Reproduce word for word everything from the line that contains "svg-text:аяк: аяк xyxy=(934,1122,1270,1397)" down to the line that contains "svg-text:8.6: 8.6 xyxy=(528,825,584,869)", both of those lines included.

══ DATA SHOWN ══

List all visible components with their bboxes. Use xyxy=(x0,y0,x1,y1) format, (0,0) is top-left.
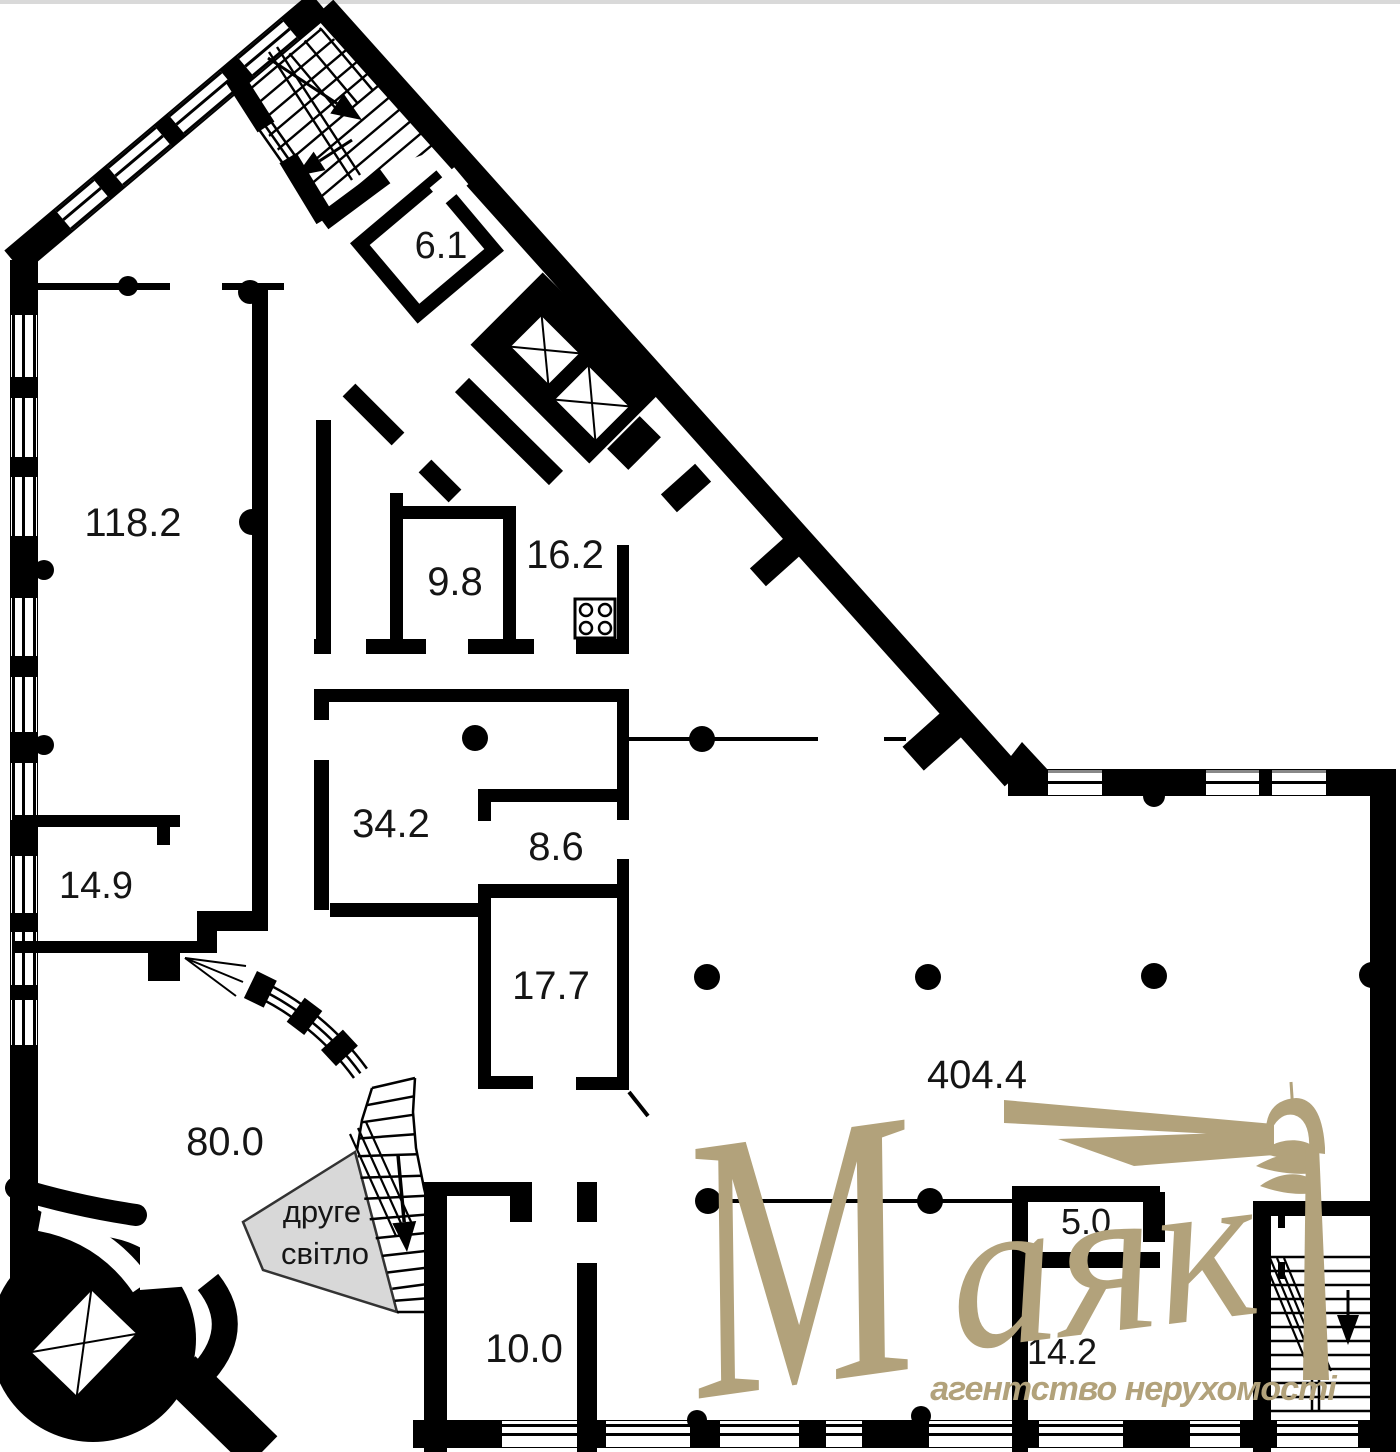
svg-text:аяк: аяк xyxy=(934,1122,1270,1397)
svg-text:6.1: 6.1 xyxy=(415,225,468,267)
svg-text:14.9: 14.9 xyxy=(59,865,133,907)
svg-text:10.0: 10.0 xyxy=(485,1327,563,1371)
svg-text:друге: друге xyxy=(283,1194,361,1229)
svg-text:9.8: 9.8 xyxy=(427,560,483,604)
svg-text:8.6: 8.6 xyxy=(528,825,584,869)
svg-text:404.4: 404.4 xyxy=(927,1053,1027,1097)
svg-text:агентство нерухомості: агентство нерухомості xyxy=(930,1370,1338,1408)
svg-text:16.2: 16.2 xyxy=(526,533,604,577)
svg-text:17.7: 17.7 xyxy=(512,964,590,1008)
svg-text:світло: світло xyxy=(281,1236,369,1271)
svg-text:34.2: 34.2 xyxy=(352,802,430,846)
svg-text:118.2: 118.2 xyxy=(84,501,181,545)
svg-text:80.0: 80.0 xyxy=(186,1120,264,1164)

═══

OUTPUT BELOW:
svg-text:аяк: аяк xyxy=(934,1122,1270,1397)
svg-text:6.1: 6.1 xyxy=(415,225,468,267)
svg-text:14.9: 14.9 xyxy=(59,865,133,907)
svg-text:10.0: 10.0 xyxy=(485,1327,563,1371)
svg-text:друге: друге xyxy=(283,1194,361,1229)
svg-text:9.8: 9.8 xyxy=(427,560,483,604)
svg-text:8.6: 8.6 xyxy=(528,825,584,869)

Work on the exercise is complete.